* Supplied passage
NCT04391985 · Status: COMPLETED · Phase: PHASE1/PHASE2 · Type: INTERVENTIONAL · Enrollment: 113

Last updated 2020-05-18

No results posted yet for this study

Summary

enrolled participants were treated orally with SOF plus a fixed dose combination of OBV/PTV/r plus RBV.

Conditions

  • Chronic Hepatitis C Virus Infection

Interventions

DRUG

SOF plus (OBV/PTV/r) plus RBV

They were given SOF in a dose of 400 mg/day, and a fixed dose combination of OBV (25 mg), PTV (150 mg), and r (100 mg) taken with food once daily. RBV was supplied in 200 mg capsules, and the recommended dose was 600 mg/ day to reach 1200 mg/day based on patient's body weight and tolerability.

[Stored data entries]
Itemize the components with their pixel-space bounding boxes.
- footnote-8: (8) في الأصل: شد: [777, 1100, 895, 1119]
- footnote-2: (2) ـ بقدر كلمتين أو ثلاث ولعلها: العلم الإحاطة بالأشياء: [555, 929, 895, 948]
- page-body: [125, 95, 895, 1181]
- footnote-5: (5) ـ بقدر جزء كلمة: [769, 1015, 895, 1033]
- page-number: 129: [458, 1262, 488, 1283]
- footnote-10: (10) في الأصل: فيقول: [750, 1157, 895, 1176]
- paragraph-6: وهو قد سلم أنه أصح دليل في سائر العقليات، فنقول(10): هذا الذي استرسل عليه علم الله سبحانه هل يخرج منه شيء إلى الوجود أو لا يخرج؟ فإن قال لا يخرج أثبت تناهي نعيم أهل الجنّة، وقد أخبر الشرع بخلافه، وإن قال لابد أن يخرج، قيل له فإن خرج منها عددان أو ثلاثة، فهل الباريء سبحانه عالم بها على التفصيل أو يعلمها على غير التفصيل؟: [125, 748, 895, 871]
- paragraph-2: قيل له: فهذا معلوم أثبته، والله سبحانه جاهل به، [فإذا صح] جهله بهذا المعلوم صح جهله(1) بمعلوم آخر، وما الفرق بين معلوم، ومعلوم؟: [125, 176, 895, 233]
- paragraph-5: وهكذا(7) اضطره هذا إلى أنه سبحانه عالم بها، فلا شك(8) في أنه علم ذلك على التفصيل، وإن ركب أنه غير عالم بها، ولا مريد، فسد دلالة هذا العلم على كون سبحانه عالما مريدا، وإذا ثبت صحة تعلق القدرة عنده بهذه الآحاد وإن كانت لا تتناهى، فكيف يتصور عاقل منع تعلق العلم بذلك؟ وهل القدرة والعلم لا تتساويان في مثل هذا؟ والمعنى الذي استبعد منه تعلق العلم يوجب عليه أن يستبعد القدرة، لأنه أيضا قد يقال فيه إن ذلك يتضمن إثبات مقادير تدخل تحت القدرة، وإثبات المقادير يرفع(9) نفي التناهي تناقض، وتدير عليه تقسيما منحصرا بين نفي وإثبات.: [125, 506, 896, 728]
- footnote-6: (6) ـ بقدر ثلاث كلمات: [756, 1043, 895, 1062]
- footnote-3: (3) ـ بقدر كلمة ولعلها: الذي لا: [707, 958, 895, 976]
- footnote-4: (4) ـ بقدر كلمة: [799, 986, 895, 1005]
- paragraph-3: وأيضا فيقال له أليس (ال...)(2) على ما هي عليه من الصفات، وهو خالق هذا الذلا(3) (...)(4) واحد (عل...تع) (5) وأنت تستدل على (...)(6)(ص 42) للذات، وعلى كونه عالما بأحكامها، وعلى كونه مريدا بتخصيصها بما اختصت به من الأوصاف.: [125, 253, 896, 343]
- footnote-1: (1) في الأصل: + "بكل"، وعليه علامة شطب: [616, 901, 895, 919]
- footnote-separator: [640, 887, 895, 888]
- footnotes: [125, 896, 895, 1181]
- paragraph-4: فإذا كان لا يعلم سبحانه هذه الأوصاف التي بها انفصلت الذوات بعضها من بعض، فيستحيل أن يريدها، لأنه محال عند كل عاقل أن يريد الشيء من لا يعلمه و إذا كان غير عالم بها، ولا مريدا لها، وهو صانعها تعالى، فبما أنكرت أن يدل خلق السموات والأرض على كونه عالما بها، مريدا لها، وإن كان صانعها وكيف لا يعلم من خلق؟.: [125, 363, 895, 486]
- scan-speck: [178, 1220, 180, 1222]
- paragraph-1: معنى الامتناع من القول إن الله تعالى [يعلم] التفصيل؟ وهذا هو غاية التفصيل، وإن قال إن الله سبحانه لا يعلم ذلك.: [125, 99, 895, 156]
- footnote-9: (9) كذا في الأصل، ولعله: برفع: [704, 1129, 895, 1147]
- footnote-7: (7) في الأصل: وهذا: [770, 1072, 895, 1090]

* Actions to take
1. In the trial entry, what daily dose of SOF did participants receive?
2. Repeat the trial entry's text between "SOF plus (OBV/PTV/r)" and "weight and tolerability.", inclusive.

* Answers by task
1. 400 mg/day

2.
SOF plus (OBV/PTV/r) plus RBV

They were given SOF in a dose of 400 mg/day, and a fixed dose combination of OBV (25 mg), PTV (150 mg), and r (100 mg) taken with food once daily. RBV was supplied in 200 mg capsules, and the recommended dose was 600 mg/ day to reach 1200 mg/day based on patient's body weight and tolerability.